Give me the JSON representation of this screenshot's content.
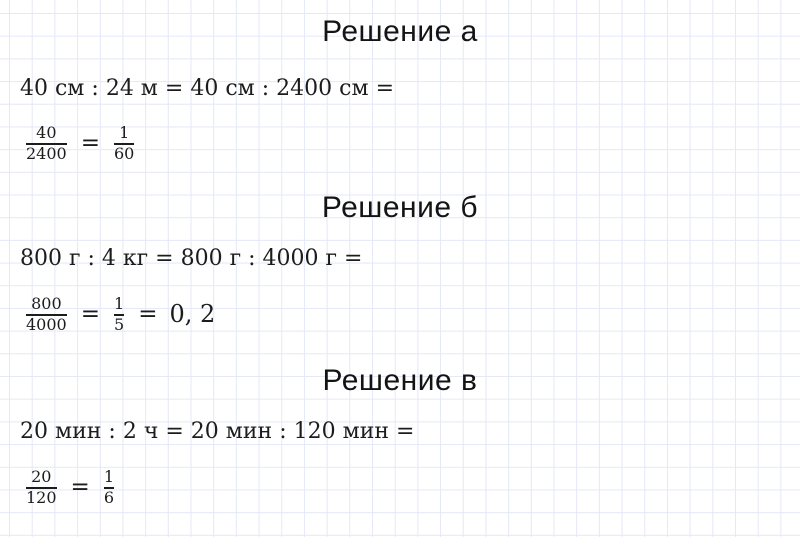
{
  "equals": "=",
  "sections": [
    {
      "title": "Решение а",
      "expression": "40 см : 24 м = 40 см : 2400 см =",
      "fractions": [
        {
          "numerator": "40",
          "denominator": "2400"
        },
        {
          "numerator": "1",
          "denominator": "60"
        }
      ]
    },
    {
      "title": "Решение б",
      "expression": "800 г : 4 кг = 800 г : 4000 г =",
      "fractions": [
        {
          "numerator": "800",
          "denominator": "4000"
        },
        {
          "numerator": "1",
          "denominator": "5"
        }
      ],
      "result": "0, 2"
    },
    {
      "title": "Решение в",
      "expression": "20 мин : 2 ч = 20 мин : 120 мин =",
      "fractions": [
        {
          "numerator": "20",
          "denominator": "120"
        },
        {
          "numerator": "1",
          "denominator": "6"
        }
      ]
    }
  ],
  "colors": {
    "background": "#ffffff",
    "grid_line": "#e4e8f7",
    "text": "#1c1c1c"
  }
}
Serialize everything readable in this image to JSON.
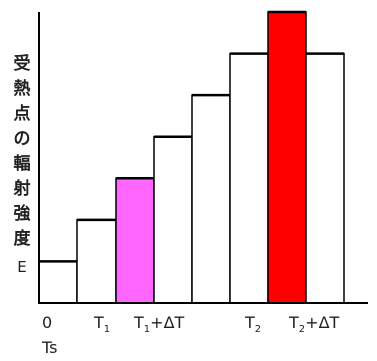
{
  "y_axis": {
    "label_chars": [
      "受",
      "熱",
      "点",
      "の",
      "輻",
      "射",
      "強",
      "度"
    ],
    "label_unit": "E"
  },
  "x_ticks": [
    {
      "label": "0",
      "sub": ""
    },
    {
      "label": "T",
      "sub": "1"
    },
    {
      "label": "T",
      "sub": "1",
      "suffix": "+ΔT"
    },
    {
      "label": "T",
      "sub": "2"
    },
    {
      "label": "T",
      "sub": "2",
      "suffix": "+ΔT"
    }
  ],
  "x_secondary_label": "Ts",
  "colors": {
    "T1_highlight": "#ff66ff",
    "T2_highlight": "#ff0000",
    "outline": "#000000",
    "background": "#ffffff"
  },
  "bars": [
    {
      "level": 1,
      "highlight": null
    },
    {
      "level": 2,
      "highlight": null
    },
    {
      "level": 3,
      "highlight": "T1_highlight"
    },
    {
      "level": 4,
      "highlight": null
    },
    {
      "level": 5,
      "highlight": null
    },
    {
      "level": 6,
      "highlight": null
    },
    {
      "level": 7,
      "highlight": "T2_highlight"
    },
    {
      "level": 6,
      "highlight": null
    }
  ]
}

◆ Objective ◆
In your copy, leave out the pictures and reproduce the material above exactly.

◆ Reply ◆
Give me the JSON representation of this screenshot's content.
{
  "equals": "=",
  "sections": [
    {
      "title": "Решение а",
      "expression": "40 см : 24 м = 40 см : 2400 см =",
      "fractions": [
        {
          "numerator": "40",
          "denominator": "2400"
        },
        {
          "numerator": "1",
          "denominator": "60"
        }
      ]
    },
    {
      "title": "Решение б",
      "expression": "800 г : 4 кг = 800 г : 4000 г =",
      "fractions": [
        {
          "numerator": "800",
          "denominator": "4000"
        },
        {
          "numerator": "1",
          "denominator": "5"
        }
      ],
      "result": "0, 2"
    },
    {
      "title": "Решение в",
      "expression": "20 мин : 2 ч = 20 мин : 120 мин =",
      "fractions": [
        {
          "numerator": "20",
          "denominator": "120"
        },
        {
          "numerator": "1",
          "denominator": "6"
        }
      ]
    }
  ],
  "colors": {
    "background": "#ffffff",
    "grid_line": "#e4e8f7",
    "text": "#1c1c1c"
  }
}
Serialize everything readable in this image to JSON.
{
  "y_axis": {
    "label_chars": [
      "受",
      "熱",
      "点",
      "の",
      "輻",
      "射",
      "強",
      "度"
    ],
    "label_unit": "E"
  },
  "x_ticks": [
    {
      "label": "0",
      "sub": ""
    },
    {
      "label": "T",
      "sub": "1"
    },
    {
      "label": "T",
      "sub": "1",
      "suffix": "+ΔT"
    },
    {
      "label": "T",
      "sub": "2"
    },
    {
      "label": "T",
      "sub": "2",
      "suffix": "+ΔT"
    }
  ],
  "x_secondary_label": "Ts",
  "colors": {
    "T1_highlight": "#ff66ff",
    "T2_highlight": "#ff0000",
    "outline": "#000000",
    "background": "#ffffff"
  },
  "bars": [
    {
      "level": 1,
      "highlight": null
    },
    {
      "level": 2,
      "highlight": null
    },
    {
      "level": 3,
      "highlight": "T1_highlight"
    },
    {
      "level": 4,
      "highlight": null
    },
    {
      "level": 5,
      "highlight": null
    },
    {
      "level": 6,
      "highlight": null
    },
    {
      "level": 7,
      "highlight": "T2_highlight"
    },
    {
      "level": 6,
      "highlight": null
    }
  ]
}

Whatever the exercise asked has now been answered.